WHAT TO DO: Skip the images and copy each record exactly as written.
>>>>
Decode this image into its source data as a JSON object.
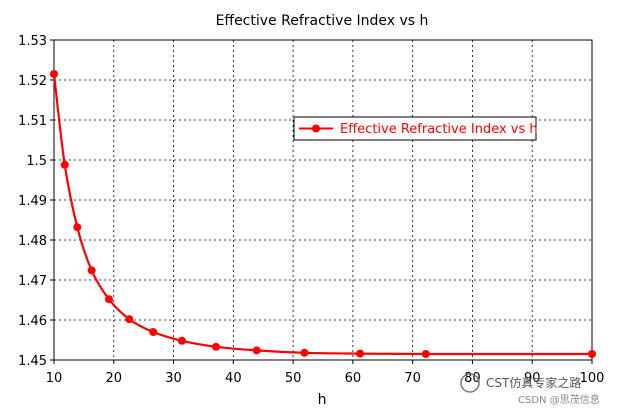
{
  "chart_data": {
    "type": "line",
    "title": "Effective Refractive Index vs h",
    "xlabel": "h",
    "ylabel": "",
    "xlim": [
      10,
      100
    ],
    "ylim": [
      1.45,
      1.53
    ],
    "xticks": [
      10,
      20,
      30,
      40,
      50,
      60,
      70,
      80,
      90,
      100
    ],
    "yticks": [
      1.45,
      1.46,
      1.47,
      1.48,
      1.49,
      1.5,
      1.51,
      1.52,
      1.53
    ],
    "grid": true,
    "legend_position": "top-right",
    "series": [
      {
        "name": "Effective Refractive Index vs h",
        "color": "#ff0000",
        "marker": "circle",
        "x": [
          10,
          11.8,
          13.9,
          16.3,
          19.2,
          22.6,
          26.6,
          31.4,
          37.1,
          43.9,
          51.9,
          61.2,
          72.2,
          100
        ],
        "y": [
          1.5215,
          1.4988,
          1.4832,
          1.4724,
          1.4652,
          1.4602,
          1.457,
          1.4548,
          1.4533,
          1.4524,
          1.4518,
          1.4516,
          1.4515,
          1.4515
        ]
      }
    ]
  },
  "watermark": {
    "main": "CST仿真专家之路",
    "sub": "CSDN @思茂信息"
  }
}
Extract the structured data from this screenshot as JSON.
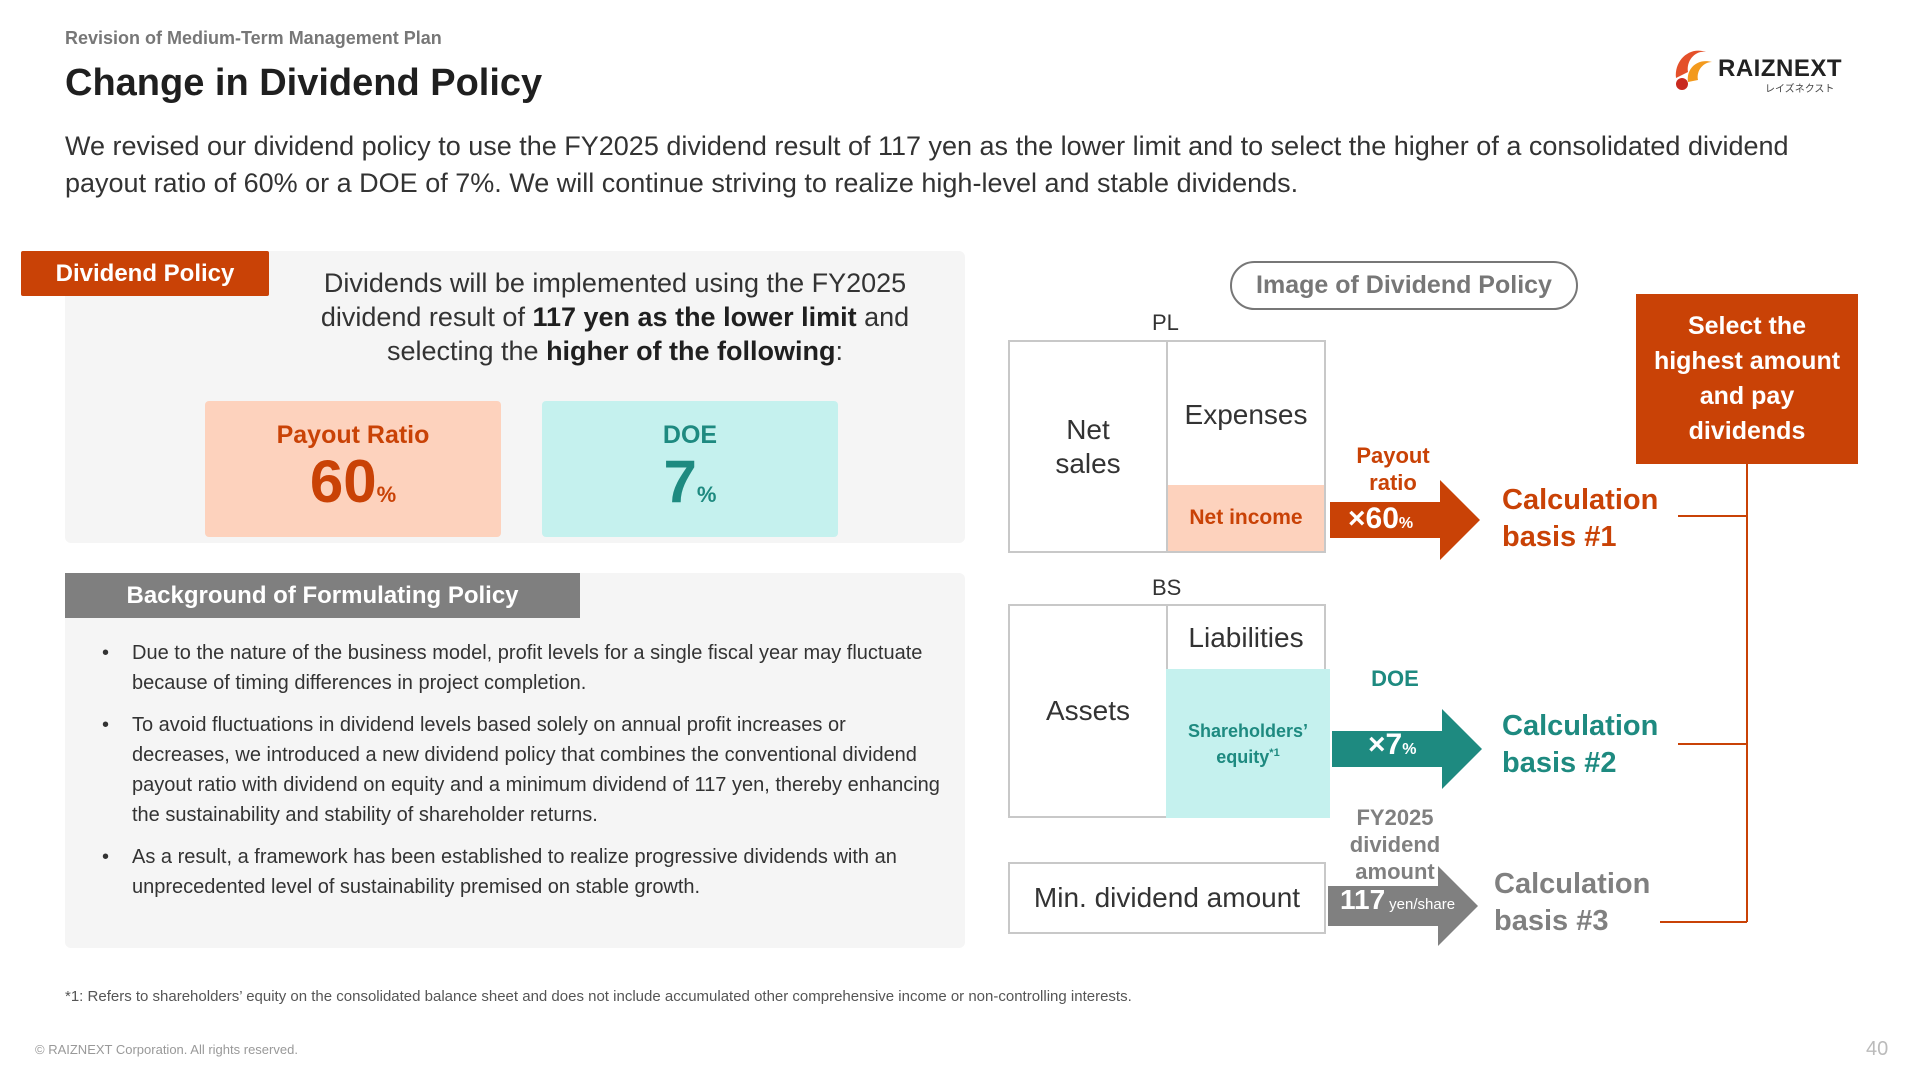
{
  "header": {
    "kicker": "Revision of Medium-Term Management Plan",
    "title": "Change in Dividend Policy",
    "logo_text": "RAIZNEXT",
    "logo_sub": "レイズネクスト"
  },
  "lead": "We revised our dividend policy to use the FY2025 dividend result of 117 yen as the lower limit and to select the higher of a consolidated dividend payout ratio of 60% or a DOE of 7%. We will continue striving to realize high-level and stable dividends.",
  "policy": {
    "tab": "Dividend Policy",
    "text_1": "Dividends will be implemented using the FY2025 dividend result of ",
    "text_bold_1": "117 yen as the lower limit",
    "text_2": " and selecting the ",
    "text_bold_2": "higher of the following",
    "text_3": ":",
    "payout": {
      "label": "Payout Ratio",
      "value": "60",
      "unit": "%"
    },
    "doe": {
      "label": "DOE",
      "value": "7",
      "unit": "%"
    }
  },
  "background": {
    "tab": "Background of Formulating Policy",
    "bullets": [
      "Due to the nature of the business model, profit levels for a single fiscal year may fluctuate because of timing differences in project completion.",
      "To avoid fluctuations in dividend levels based solely on annual profit increases or decreases, we introduced a new dividend policy that combines the conventional dividend payout ratio with dividend on equity and a minimum dividend of 117 yen, thereby enhancing the sustainability and stability of shareholder returns.",
      "As a result, a framework has been established to realize progressive dividends with an unprecedented level of sustainability premised on stable growth."
    ]
  },
  "diagram": {
    "title": "Image of Dividend Policy",
    "pl_label": "PL",
    "bs_label": "BS",
    "net_sales": "Net sales",
    "expenses": "Expenses",
    "net_income": "Net income",
    "assets": "Assets",
    "liabilities": "Liabilities",
    "equity": "Shareholders’ equity",
    "equity_note": "*1",
    "min_dividend": "Min. dividend amount",
    "payout_head": "Payout ratio",
    "payout_mult": "×60",
    "payout_unit": "%",
    "doe_head": "DOE",
    "doe_mult": "×7",
    "doe_unit": "%",
    "fy_head": "FY2025 dividend amount",
    "fy_value": "117",
    "fy_unit": "yen/share",
    "basis1": "Calculation basis #1",
    "basis2": "Calculation basis #2",
    "basis3": "Calculation basis #3",
    "select_text": "Select the highest amount and pay dividends",
    "colors": {
      "orange": "#c94206",
      "teal": "#1e8a80",
      "gray": "#808080"
    }
  },
  "footer": {
    "footnote": "*1: Refers to shareholders’ equity on the consolidated balance sheet and does not include accumulated other comprehensive income or non-controlling interests.",
    "copyright": "© RAIZNEXT Corporation. All rights reserved.",
    "page": "40"
  }
}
<<<<
TASK ANSWER:
Decode this image into its source data as a JSON object.
{
  "chart_data": {
    "type": "line",
    "title": "Effective Refractive Index vs h",
    "xlabel": "h",
    "ylabel": "",
    "xlim": [
      10,
      100
    ],
    "ylim": [
      1.45,
      1.53
    ],
    "xticks": [
      10,
      20,
      30,
      40,
      50,
      60,
      70,
      80,
      90,
      100
    ],
    "yticks": [
      1.45,
      1.46,
      1.47,
      1.48,
      1.49,
      1.5,
      1.51,
      1.52,
      1.53
    ],
    "grid": true,
    "legend_position": "top-right",
    "series": [
      {
        "name": "Effective Refractive Index vs h",
        "color": "#ff0000",
        "marker": "circle",
        "x": [
          10,
          11.8,
          13.9,
          16.3,
          19.2,
          22.6,
          26.6,
          31.4,
          37.1,
          43.9,
          51.9,
          61.2,
          72.2,
          100
        ],
        "y": [
          1.5215,
          1.4988,
          1.4832,
          1.4724,
          1.4652,
          1.4602,
          1.457,
          1.4548,
          1.4533,
          1.4524,
          1.4518,
          1.4516,
          1.4515,
          1.4515
        ]
      }
    ]
  },
  "watermark": {
    "main": "CST仿真专家之路",
    "sub": "CSDN @思茂信息"
  }
}
Extract the structured data from this screenshot as JSON.
{
  "header": {
    "kicker": "Revision of Medium-Term Management Plan",
    "title": "Change in Dividend Policy",
    "logo_text": "RAIZNEXT",
    "logo_sub": "レイズネクスト"
  },
  "lead": "We revised our dividend policy to use the FY2025 dividend result of 117 yen as the lower limit and to select the higher of a consolidated dividend payout ratio of 60% or a DOE of 7%. We will continue striving to realize high-level and stable dividends.",
  "policy": {
    "tab": "Dividend Policy",
    "text_1": "Dividends will be implemented using the FY2025 dividend result of ",
    "text_bold_1": "117 yen as the lower limit",
    "text_2": " and selecting the ",
    "text_bold_2": "higher of the following",
    "text_3": ":",
    "payout": {
      "label": "Payout Ratio",
      "value": "60",
      "unit": "%"
    },
    "doe": {
      "label": "DOE",
      "value": "7",
      "unit": "%"
    }
  },
  "background": {
    "tab": "Background of Formulating Policy",
    "bullets": [
      "Due to the nature of the business model, profit levels for a single fiscal year may fluctuate because of timing differences in project completion.",
      "To avoid fluctuations in dividend levels based solely on annual profit increases or decreases, we introduced a new dividend policy that combines the conventional dividend payout ratio with dividend on equity and a minimum dividend of 117 yen, thereby enhancing the sustainability and stability of shareholder returns.",
      "As a result, a framework has been established to realize progressive dividends with an unprecedented level of sustainability premised on stable growth."
    ]
  },
  "diagram": {
    "title": "Image of Dividend Policy",
    "pl_label": "PL",
    "bs_label": "BS",
    "net_sales": "Net sales",
    "expenses": "Expenses",
    "net_income": "Net income",
    "assets": "Assets",
    "liabilities": "Liabilities",
    "equity": "Shareholders’ equity",
    "equity_note": "*1",
    "min_dividend": "Min. dividend amount",
    "payout_head": "Payout ratio",
    "payout_mult": "×60",
    "payout_unit": "%",
    "doe_head": "DOE",
    "doe_mult": "×7",
    "doe_unit": "%",
    "fy_head": "FY2025 dividend amount",
    "fy_value": "117",
    "fy_unit": "yen/share",
    "basis1": "Calculation basis #1",
    "basis2": "Calculation basis #2",
    "basis3": "Calculation basis #3",
    "select_text": "Select the highest amount and pay dividends",
    "colors": {
      "orange": "#c94206",
      "teal": "#1e8a80",
      "gray": "#808080"
    }
  },
  "footer": {
    "footnote": "*1: Refers to shareholders’ equity on the consolidated balance sheet and does not include accumulated other comprehensive income or non-controlling interests.",
    "copyright": "© RAIZNEXT Corporation. All rights reserved.",
    "page": "40"
  }
}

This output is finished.